* [Aim] Turn every line of the records into a Markdown table, leaving out any blank lines. Use two columns: Row for the row number and Line for the line itself.

** Start of Material supplied **

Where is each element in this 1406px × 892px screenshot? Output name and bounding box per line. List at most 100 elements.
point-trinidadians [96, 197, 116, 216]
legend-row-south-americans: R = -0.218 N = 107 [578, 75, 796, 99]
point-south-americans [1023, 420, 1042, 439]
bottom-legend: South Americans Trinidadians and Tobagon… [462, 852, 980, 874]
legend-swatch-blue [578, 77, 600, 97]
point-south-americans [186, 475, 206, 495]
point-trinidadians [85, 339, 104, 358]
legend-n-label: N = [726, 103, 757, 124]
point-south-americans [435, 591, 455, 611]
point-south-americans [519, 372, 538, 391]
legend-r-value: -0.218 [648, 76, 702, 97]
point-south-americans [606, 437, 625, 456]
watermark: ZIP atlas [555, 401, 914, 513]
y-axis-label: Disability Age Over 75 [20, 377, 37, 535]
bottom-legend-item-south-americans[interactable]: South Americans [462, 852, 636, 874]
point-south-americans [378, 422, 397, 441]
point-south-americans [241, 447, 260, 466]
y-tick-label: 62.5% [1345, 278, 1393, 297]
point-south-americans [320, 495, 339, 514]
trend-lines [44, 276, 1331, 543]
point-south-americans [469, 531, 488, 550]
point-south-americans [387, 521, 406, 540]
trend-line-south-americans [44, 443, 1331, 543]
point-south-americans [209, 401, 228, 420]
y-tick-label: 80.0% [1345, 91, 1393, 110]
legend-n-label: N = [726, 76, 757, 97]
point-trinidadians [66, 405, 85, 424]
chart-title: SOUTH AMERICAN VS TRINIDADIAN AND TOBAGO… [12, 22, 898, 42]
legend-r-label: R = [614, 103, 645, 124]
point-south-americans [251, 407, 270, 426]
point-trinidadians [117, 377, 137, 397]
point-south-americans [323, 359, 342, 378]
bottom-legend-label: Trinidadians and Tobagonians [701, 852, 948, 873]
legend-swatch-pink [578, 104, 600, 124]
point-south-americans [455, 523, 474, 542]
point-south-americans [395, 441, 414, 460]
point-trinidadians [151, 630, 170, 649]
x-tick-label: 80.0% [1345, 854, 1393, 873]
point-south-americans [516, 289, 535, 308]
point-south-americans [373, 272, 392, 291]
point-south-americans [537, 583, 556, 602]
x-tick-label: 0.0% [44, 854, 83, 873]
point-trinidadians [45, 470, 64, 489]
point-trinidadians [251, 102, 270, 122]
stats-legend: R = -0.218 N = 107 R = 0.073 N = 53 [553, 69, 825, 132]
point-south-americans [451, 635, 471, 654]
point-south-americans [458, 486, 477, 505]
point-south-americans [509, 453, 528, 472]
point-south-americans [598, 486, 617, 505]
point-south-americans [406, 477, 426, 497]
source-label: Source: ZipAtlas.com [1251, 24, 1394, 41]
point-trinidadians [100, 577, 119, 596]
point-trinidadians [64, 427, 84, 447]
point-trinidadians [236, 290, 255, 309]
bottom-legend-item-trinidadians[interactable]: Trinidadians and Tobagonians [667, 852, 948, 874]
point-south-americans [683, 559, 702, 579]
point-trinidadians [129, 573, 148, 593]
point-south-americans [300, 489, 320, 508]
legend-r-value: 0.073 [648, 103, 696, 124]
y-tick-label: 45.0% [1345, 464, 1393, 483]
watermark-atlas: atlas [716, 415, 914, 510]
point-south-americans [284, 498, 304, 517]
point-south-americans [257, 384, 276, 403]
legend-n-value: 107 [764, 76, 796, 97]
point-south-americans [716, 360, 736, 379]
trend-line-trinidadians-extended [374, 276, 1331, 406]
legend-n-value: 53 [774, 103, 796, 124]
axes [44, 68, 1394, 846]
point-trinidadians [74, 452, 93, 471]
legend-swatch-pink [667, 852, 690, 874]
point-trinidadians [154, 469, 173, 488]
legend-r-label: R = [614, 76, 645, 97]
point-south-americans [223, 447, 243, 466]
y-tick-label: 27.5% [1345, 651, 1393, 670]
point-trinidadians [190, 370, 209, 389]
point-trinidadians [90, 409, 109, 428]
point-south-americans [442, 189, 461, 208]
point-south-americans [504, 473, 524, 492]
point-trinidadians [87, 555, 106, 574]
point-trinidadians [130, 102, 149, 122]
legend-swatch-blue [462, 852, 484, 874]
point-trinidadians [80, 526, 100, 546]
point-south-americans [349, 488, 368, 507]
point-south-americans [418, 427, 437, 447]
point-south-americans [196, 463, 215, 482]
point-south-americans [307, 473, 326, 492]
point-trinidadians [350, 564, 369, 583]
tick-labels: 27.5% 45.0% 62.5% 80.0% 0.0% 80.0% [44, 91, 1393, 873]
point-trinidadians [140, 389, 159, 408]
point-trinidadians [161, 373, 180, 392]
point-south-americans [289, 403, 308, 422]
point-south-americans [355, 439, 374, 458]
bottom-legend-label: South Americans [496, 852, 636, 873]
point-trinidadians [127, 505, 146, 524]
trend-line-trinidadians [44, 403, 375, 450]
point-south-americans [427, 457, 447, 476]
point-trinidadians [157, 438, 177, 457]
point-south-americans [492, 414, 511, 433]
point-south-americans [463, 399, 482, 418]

** End of Material supplied **

* [Reply]
| Row | Line |
|---|---|
| 1 | Where is each element in this 1406px × 892px screenshot? Output name and bounding box per line. List at most 100 elements. |
| 2 | point-trinidadians [96, 197, 116, 216] |
| 3 | legend-row-south-americans: R = -0.218 N = 107 [578, 75, 796, 99] |
| 4 | point-south-americans [1023, 420, 1042, 439] |
| 5 | bottom-legend: South Americans Trinidadians and Tobagon… [462, 852, 980, 874] |
| 6 | legend-swatch-blue [578, 77, 600, 97] |
| 7 | point-south-americans [186, 475, 206, 495] |
| 8 | point-trinidadians [85, 339, 104, 358] |
| 9 | legend-n-label: N = [726, 103, 757, 124] |
| 10 | point-south-americans [435, 591, 455, 611] |
| 11 | point-south-americans [519, 372, 538, 391] |
| 12 | legend-r-value: -0.218 [648, 76, 702, 97] |
| 13 | point-south-americans [606, 437, 625, 456] |
| 14 | watermark: ZIP atlas [555, 401, 914, 513] |
| 15 | y-axis-label: Disability Age Over 75 [20, 377, 37, 535] |
| 16 | bottom-legend-item-south-americans[interactable]: South Americans [462, 852, 636, 874] |
| 17 | point-south-americans [378, 422, 397, 441] |
| 18 | point-south-americans [241, 447, 260, 466] |
| 19 | y-tick-label: 62.5% [1345, 278, 1393, 297] |
| 20 | point-south-americans [320, 495, 339, 514] |
| 21 | trend-lines [44, 276, 1331, 543] |
| 22 | point-south-americans [469, 531, 488, 550] |
| 23 | point-south-americans [387, 521, 406, 540] |
| 24 | trend-line-south-americans [44, 443, 1331, 543] |
| 25 | point-south-americans [209, 401, 228, 420] |
| 26 | y-tick-label: 80.0% [1345, 91, 1393, 110] |
| 27 | legend-n-label: N = [726, 76, 757, 97] |
| 28 | point-trinidadians [66, 405, 85, 424] |
| 29 | chart-title: SOUTH AMERICAN VS TRINIDADIAN AND TOBAGO… [12, 22, 898, 42] |
| 30 | legend-r-label: R = [614, 103, 645, 124] |
| 31 | point-south-americans [251, 407, 270, 426] |
| 32 | point-trinidadians [117, 377, 137, 397] |
| 33 | point-south-americans [323, 359, 342, 378] |
| 34 | bottom-legend-label: Trinidadians and Tobagonians [701, 852, 948, 873] |
| 35 | legend-swatch-pink [578, 104, 600, 124] |
| 36 | point-south-americans [455, 523, 474, 542] |
| 37 | point-south-americans [395, 441, 414, 460] |
| 38 | point-trinidadians [151, 630, 170, 649] |
| 39 | x-tick-label: 80.0% [1345, 854, 1393, 873] |
| 40 | point-south-americans [516, 289, 535, 308] |
| 41 | point-south-americans [373, 272, 392, 291] |
| 42 | point-south-americans [537, 583, 556, 602] |
| 43 | x-tick-label: 0.0% [44, 854, 83, 873] |
| 44 | point-trinidadians [45, 470, 64, 489] |
| 45 | point-trinidadians [251, 102, 270, 122] |
| 46 | stats-legend: R = -0.218 N = 107 R = 0.073 N = 53 [553, 69, 825, 132] |
| 47 | point-south-americans [451, 635, 471, 654] |
| 48 | point-south-americans [458, 486, 477, 505] |
| 49 | point-south-americans [509, 453, 528, 472] |
| 50 | point-south-americans [598, 486, 617, 505] |
| 51 | point-south-americans [406, 477, 426, 497] |
| 52 | source-label: Source: ZipAtlas.com [1251, 24, 1394, 41] |
| 53 | point-trinidadians [100, 577, 119, 596] |
| 54 | point-trinidadians [64, 427, 84, 447] |
| 55 | point-trinidadians [236, 290, 255, 309] |
| 56 | bottom-legend-item-trinidadians[interactable]: Trinidadians and Tobagonians [667, 852, 948, 874] |
| 57 | point-south-americans [683, 559, 702, 579] |
| 58 | point-trinidadians [129, 573, 148, 593] |
| 59 | point-south-americans [300, 489, 320, 508] |
| 60 | legend-r-value: 0.073 [648, 103, 696, 124] |
| 61 | y-tick-label: 45.0% [1345, 464, 1393, 483] |
| 62 | watermark-atlas: atlas [716, 415, 914, 510] |
| 63 | point-south-americans [284, 498, 304, 517] |
| 64 | point-south-americans [257, 384, 276, 403] |
| 65 | legend-n-value: 107 [764, 76, 796, 97] |
| 66 | point-south-americans [716, 360, 736, 379] |
| 67 | trend-line-trinidadians-extended [374, 276, 1331, 406] |
| 68 | legend-n-value: 53 [774, 103, 796, 124] |
| 69 | axes [44, 68, 1394, 846] |
| 70 | point-trinidadians [74, 452, 93, 471] |
| 71 | legend-swatch-pink [667, 852, 690, 874] |
| 72 | point-trinidadians [154, 469, 173, 488] |
| 73 | legend-r-label: R = [614, 76, 645, 97] |
| 74 | point-south-americans [223, 447, 243, 466] |
| 75 | y-tick-label: 27.5% [1345, 651, 1393, 670] |
| 76 | point-trinidadians [190, 370, 209, 389] |
| 77 | point-trinidadians [90, 409, 109, 428] |
| 78 | point-south-americans [442, 189, 461, 208] |
| 79 | point-south-americans [504, 473, 524, 492] |
| 80 | point-trinidadians [87, 555, 106, 574] |
| 81 | point-trinidadians [130, 102, 149, 122] |
| 82 | legend-swatch-blue [462, 852, 484, 874] |
| 83 | point-trinidadians [80, 526, 100, 546] |
| 84 | point-south-americans [349, 488, 368, 507] |
| 85 | point-south-americans [418, 427, 437, 447] |
| 86 | point-south-americans [196, 463, 215, 482] |
| 87 | point-south-americans [307, 473, 326, 492] |
| 88 | point-trinidadians [350, 564, 369, 583] |
| 89 | tick-labels: 27.5% 45.0% 62.5% 80.0% 0.0% 80.0% [44, 91, 1393, 873] |
| 90 | point-trinidadians [140, 389, 159, 408] |
| 91 | point-trinidadians [161, 373, 180, 392] |
| 92 | point-south-americans [289, 403, 308, 422] |
| 93 | point-south-americans [355, 439, 374, 458] |
| 94 | bottom-legend-label: South Americans [496, 852, 636, 873] |
| 95 | point-trinidadians [127, 505, 146, 524] |
| 96 | trend-line-trinidadians [44, 403, 375, 450] |
| 97 | point-south-americans [427, 457, 447, 476] |
| 98 | point-trinidadians [157, 438, 177, 457] |
| 99 | point-south-americans [492, 414, 511, 433] |
| 100 | point-south-americans [463, 399, 482, 418] |